**Aim:** Write the next part of the Third Circuit opinion in Estate of Abdul Kamal v. Township of Irvington, the text placed before the listing, beginning right after its final sentence.

**Selected extract:**
Estate of Abdul Kamal v. Township of Irvington
Estate of Abdul Kamal v. Township of Irvington
Opinion
NOT PRECEDENTIAL
UNITED STATES COURT OF APPEALS FOR THE THIRD CIRCUIT ____________
No. 18-3731 ____________
ESTATE OF ABDUL KAMAL, by and through Michelle Kamal, as administratix ad prosequendum for the Estate of ABDUL KAMAL, Appellant
v.
TOWNSHIP OF IRVINGTON; CHIEF MICHAEL CHASE in his individual and official capacity; ROBERT DOES 1–5 in their individual and official capacities; RICHARD ROES in their individual and official capacities; JONATHAN GONZALES, in his individual and official capacity; SIMON JOHNSON, in his individual and official capacity; PATRICK CADET, in his individual and official capacity
___________
On Appeal from the United States District Court for the District of New Jersey (D.C. No. 2-15-cv-08008) District Judge: Honorable Esther Salas ____________
Submitted Under Third Circuit L.A.R. 34.1(a) October 31, 2019
Before: HARDIMAN, PHIPPS, and NYGAARD, Circuit Judges.
(Filed November 1, 2019) ____________
OPINION * ____________
* This disposition is not an opinion of the full Court and pursuant to I.O.P. 5.7 does not constitute binding precedent. HARDIMAN, Circuit Judge.
The Estate of Abdul Kamal appeals two orders of the District Court dismissing its
claims under Rule 12(b)(6) of the Federal Rules of Civil Procedure. We will affirm for
the reasons stated by the District Court in its concise opinion.
I1
Nearly two years after Abdul Kamal was shot and killed by Irvington Township
police officers, his Estate sued Irvington and several unnamed officers under
42 U.S.C. § 1983and the New Jersey Civil Rights Act (NJCRA) for violating Kamal’s rights.

**Extracted material:**
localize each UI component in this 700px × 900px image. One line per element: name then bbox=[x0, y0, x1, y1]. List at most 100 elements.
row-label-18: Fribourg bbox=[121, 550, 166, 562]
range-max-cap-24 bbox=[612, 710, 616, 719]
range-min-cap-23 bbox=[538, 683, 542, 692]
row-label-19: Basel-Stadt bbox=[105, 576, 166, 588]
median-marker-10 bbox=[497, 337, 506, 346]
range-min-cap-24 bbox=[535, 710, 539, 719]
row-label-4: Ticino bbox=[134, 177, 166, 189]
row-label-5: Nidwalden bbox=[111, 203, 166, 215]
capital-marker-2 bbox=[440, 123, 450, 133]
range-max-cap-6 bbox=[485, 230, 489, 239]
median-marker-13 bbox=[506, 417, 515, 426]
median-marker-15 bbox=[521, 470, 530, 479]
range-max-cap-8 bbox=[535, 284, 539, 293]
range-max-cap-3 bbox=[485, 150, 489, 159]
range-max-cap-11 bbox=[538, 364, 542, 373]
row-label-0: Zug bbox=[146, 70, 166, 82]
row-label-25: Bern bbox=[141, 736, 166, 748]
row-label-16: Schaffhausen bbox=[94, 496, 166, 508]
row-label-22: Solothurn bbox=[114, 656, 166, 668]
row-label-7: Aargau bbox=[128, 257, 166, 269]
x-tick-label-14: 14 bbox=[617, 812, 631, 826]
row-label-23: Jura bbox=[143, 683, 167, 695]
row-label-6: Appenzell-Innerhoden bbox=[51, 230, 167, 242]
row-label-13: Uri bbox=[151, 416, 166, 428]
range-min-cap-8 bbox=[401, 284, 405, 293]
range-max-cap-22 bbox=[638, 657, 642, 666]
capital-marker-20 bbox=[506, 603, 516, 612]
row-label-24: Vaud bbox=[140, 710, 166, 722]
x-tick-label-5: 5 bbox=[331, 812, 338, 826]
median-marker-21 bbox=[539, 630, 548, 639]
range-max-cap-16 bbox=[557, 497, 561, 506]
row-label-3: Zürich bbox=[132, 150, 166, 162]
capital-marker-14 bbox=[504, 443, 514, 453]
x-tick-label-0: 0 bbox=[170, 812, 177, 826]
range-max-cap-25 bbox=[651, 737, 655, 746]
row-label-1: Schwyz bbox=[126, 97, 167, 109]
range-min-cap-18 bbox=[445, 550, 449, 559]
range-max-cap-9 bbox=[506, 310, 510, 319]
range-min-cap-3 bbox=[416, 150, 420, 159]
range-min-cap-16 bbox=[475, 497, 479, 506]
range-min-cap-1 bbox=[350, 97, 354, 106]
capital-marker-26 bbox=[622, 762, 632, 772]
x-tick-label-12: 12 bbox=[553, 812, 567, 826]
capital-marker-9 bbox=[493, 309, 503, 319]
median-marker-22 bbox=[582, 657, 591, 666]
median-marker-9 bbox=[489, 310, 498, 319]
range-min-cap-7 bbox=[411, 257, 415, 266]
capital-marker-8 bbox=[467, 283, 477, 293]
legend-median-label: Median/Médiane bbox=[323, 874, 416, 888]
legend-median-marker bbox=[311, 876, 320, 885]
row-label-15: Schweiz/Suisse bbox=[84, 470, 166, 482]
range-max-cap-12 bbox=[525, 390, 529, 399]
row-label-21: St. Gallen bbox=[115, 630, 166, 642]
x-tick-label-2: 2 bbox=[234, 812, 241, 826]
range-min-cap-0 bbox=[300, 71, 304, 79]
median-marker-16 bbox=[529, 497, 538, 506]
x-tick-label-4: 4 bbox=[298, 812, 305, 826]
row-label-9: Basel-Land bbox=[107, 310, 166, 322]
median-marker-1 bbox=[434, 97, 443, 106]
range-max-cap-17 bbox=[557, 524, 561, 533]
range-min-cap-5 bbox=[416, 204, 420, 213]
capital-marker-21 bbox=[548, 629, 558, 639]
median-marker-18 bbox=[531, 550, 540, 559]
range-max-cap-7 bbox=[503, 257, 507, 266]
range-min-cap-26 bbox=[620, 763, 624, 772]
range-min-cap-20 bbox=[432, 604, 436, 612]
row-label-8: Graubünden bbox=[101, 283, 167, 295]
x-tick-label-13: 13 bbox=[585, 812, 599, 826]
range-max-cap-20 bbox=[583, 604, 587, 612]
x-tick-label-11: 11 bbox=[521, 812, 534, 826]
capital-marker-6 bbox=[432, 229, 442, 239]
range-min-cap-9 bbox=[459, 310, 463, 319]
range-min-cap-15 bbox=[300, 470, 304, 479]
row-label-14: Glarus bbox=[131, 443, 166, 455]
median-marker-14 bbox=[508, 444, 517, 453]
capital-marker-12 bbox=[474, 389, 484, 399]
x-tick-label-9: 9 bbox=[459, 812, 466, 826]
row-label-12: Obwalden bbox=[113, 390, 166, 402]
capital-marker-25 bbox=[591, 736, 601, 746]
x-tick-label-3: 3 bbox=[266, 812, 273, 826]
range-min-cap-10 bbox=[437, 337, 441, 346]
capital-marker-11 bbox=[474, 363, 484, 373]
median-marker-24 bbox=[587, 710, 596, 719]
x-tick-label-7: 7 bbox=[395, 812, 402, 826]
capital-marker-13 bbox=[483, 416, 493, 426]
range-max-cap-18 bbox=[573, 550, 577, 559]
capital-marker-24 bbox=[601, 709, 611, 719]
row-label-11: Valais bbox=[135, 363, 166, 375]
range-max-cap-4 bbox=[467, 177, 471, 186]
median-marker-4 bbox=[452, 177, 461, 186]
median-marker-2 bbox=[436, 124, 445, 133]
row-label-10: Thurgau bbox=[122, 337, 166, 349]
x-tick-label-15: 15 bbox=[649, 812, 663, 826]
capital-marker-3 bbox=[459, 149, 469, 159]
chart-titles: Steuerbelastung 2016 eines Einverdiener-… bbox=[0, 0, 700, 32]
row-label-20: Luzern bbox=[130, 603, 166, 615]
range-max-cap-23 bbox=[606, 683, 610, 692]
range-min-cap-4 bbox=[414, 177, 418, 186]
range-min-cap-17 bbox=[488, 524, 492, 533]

**Expected output:**
About a year later, the Estate filed an amended complaint that for the first time named as
defendants Chief of Police Michael Chase and Officers Jonathan Gonzales, Simon
Johnson, and Patrick Cadet. Because those Defendants were named after the statute of
limitations had run, however, the District Court dismissed the claims against them with
prejudice. As for the Township of Irvington, the District Court held that the Estate failed
to state a claim but granted leave to amend.
Id.The Estate then filed a second amended
complaint, principally asserting two claims under Monell v. Dep’t of Soc. Servs.,
436 U.S. 658, 690–91 (1978) and another under the NJCRA. The District Court again held the
Estate’s complaint failed to state a claim, this time dismissing the case against Irvington
with prejudice. The Estate filed this timely appeal.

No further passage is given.